PROVIDED PASSAGE -
Refining the Breakpoint Regions by Array Painting and Cloning of Junction Fragments

After narrowing down both breakpoint regions by FISH and before finding the breakpoint spanning clones, we performed array painting by using a customized oligonucleotide array that represented chromosomal regions chr10:121,855,186–122,255,228 and chr12:45,828,906–46,226,893 (hg18) with an average oligonucleotide spacing of 200–300 bases to determine the breakpoint regions more precisely and eventually clone the junction fragments. Based upon the array-painting results, the breakpoint regions were refined to 2.7 kb (between nucleotide positions 122,053,148 and 122,055,901) in 10q26.12 and 4.2 kb (between nucleotide positions 46,034,656 and 46,038,863 in 12q13.11) (UCSC Genome Browser, NCBI Build 36/hg18 assembly), resulting in restatement of the previously cytogenetically assigned karyotype to 46,XY, t(10;12)(q26.12;q13.11)dn. Five forward primers (12q13.2-10kb-4208f, -4562f, -5338f, -5961f, and -7351f) designed from 10 kb containing the 4.2 kb breakpoint region at 12q13.11 and three reverse primers (10q26-10kb-3497r, -5710r, and -5750r) designed from 10 kb encompassing the 2.7 kb breakpoint region at 10q26.12 were paired in a long-range PCR (QIAGEN LongRange PCR Kit 250). Annealing was performed at 60°C for 30 s with an extension for 7 min. All fifteen PCR reactions produced amplicons with sizes from 1.7–7.1 kb (consistent with the interprimer distances on each chromosome) from the subject's DNA but not from that of a normal control male. Therefore, the breakpoints at 10q26.12 and 12q13.11 were narrowed to 590 bp and 2.2 kb, respectively, confirming the array-painting result. Finally, the junction fragment of ∼1.8 kb from der(12) was amplified by normal PCR from one primer pair of 12q13.2-10kb-7351forward and 10q26-10kb-3497reverse and confirmed by sequencing and subsequent BLAST searching.

RECORDS SHOWN -

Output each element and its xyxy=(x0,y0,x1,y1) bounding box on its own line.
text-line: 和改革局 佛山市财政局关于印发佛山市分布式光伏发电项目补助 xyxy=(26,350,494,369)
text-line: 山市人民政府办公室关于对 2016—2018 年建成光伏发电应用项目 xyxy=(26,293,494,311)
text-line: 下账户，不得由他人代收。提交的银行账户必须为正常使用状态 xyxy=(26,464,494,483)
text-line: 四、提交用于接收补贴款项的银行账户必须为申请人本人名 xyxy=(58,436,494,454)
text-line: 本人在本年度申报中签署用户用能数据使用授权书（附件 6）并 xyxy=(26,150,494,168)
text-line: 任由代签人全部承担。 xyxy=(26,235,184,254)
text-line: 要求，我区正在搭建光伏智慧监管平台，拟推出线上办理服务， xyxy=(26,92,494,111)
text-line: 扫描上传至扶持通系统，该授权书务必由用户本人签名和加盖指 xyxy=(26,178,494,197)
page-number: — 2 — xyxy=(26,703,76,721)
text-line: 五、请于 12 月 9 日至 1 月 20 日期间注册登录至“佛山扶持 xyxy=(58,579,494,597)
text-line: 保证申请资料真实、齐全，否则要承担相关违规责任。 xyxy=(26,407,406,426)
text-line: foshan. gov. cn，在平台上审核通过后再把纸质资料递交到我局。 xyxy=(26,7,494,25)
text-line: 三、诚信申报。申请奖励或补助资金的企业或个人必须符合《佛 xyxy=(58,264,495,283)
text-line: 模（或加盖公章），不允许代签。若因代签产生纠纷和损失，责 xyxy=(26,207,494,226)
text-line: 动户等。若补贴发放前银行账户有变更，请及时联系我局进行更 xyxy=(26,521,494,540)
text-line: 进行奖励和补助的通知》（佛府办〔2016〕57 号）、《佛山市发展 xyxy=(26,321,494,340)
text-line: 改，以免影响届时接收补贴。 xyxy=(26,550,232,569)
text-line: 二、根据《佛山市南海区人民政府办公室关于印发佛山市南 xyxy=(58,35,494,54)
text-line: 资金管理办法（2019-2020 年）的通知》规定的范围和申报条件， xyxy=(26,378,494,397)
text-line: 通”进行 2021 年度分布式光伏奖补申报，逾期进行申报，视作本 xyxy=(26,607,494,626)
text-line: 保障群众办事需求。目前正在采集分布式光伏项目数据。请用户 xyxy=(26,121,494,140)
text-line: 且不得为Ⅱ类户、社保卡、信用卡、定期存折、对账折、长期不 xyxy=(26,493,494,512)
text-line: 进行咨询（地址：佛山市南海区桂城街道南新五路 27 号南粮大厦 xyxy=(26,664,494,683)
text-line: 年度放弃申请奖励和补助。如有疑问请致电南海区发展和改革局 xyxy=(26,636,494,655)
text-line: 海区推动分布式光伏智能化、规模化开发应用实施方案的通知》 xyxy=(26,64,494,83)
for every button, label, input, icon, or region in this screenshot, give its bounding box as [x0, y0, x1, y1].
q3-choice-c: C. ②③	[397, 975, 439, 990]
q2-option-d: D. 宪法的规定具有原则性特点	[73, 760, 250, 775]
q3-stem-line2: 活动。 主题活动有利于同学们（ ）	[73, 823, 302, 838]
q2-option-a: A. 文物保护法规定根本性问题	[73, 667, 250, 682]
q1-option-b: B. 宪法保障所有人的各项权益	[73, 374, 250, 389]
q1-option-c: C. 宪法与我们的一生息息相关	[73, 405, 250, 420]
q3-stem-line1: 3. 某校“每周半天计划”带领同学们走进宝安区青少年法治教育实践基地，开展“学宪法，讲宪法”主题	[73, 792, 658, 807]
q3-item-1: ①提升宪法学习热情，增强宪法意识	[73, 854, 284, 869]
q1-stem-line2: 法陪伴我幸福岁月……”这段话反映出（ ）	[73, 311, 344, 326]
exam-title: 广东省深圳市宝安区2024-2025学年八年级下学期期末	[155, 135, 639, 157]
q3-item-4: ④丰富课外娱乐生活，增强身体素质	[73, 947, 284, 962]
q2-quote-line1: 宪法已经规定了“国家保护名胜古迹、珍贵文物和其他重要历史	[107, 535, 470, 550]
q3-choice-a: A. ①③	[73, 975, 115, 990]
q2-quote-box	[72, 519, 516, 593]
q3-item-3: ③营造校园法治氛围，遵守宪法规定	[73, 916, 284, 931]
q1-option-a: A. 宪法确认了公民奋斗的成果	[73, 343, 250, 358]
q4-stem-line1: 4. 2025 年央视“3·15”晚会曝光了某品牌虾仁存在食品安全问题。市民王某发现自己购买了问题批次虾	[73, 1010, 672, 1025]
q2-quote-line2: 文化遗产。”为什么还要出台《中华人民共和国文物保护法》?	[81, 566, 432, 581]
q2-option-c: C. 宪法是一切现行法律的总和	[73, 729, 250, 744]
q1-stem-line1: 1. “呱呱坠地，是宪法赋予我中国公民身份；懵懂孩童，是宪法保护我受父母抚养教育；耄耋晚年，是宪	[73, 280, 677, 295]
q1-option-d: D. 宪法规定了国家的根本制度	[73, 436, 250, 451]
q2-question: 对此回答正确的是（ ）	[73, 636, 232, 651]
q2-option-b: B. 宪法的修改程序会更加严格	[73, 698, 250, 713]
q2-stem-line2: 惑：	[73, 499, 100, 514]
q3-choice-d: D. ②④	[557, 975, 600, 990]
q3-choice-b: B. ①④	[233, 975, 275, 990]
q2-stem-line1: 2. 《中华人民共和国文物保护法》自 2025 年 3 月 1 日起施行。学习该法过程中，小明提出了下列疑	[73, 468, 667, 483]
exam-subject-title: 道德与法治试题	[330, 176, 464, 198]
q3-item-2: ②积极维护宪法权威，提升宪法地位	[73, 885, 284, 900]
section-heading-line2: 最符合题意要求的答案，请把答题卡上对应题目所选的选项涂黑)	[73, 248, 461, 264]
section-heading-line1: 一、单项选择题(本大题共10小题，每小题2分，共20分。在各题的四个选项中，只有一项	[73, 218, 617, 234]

EXERCISE A -
Please answer these questions from the passage on refining the breakpoint regions:
(i) At what temperature and for how long was annealing performed?
(ii) How many forward primers were designed from the 10 kb at 12q13.11?
(iii) After the long-range PCR, to what size was the breakpoint at 10q26.12 narrowed?
EXERCISE B - Proceed with the passage on refining the breakpoint regions, picking up after its final sentence.
The rows have no connection to the passage on refining the breakpoint regions.

TASK ANSWER A -
(i) At 60°C for 30 s.
(ii) Five.
(iii) 590 bp.

TASK ANSWER B -
To amplify the junction fragment of der(10), we paired five forward primers (10q26-10kb -1851f, -2367f, -2801f, -2851f, and -2914f) designed from the 10 kb breakpoint region at 10q26 and five reverse primers (12q13.2-10kb-7630r, -8180r, -8836r, -9664r, and -9890r) from the 10 kb breakpoint region at 12q13.2 in a long-range PCR, which produced amplicons of 1–2.5 kb in combinations with two of the reverse primers (12q13.2-10kb-9664r and -9890r) but no amplicons with the other three (12q13.2-10kb-7630r, -8180r, and -8836r), further refining the breakpoint region. The 2 kb junction fragment of der(10) was amplified by primer set 10q26-10kb-2367f and 12q13.2-10kb-9890r. The partial sequences from chromosomes 10 and 12 of this junction fragment were confirmed by sequencing and BLAST searching. The breakpoint on chromosome 12 is located between nucleotides 46,038,271 and 46,038,272, whereas on chromosome 10 it occurs between nucleotides 122,053,649 and 122,053,650, 547 kb from the 5′end of WDR11. At the junction of the der(10) fragment, there was a CTTT duplication, and at the junction of der(12) fragment, there was a 1 bp G deletion and a 57 bp insertion (Figure 3A).

Candidate Gene Expression Pattern in Rat

The translocation did not directly disrupt a gene on either chromosome 10 or 12, but on the basis of the common chromosomal location associated with IHH and KS phenotypes, we hypothesized that 10q26 was more likely to harbor the causative gene; therefore, we did not study the 12q region further.

On 10q26.12, four candidate genes (FGFR2, PPAPDC1A, SEC23IP, and WDR11) were present in the vicinity of the breakpoint (Figure 2A). We examined their expression in the rat ovary, testis, olfactory bulb, hypothalamic preoptic area, medial basal hypothalamus, anterior pituitary, piriform cortex, temporal cortex, prefrontal cortex, hippocampus, and cerebellum using semiquantitative RT-PCR analysis. All four genes were expressed in all tissues tested; the highest Wdr11 (XM_219377.5) expression, in decreasing order, was in the ovary, olfactory bulb, and piriform cortex (Figure S1).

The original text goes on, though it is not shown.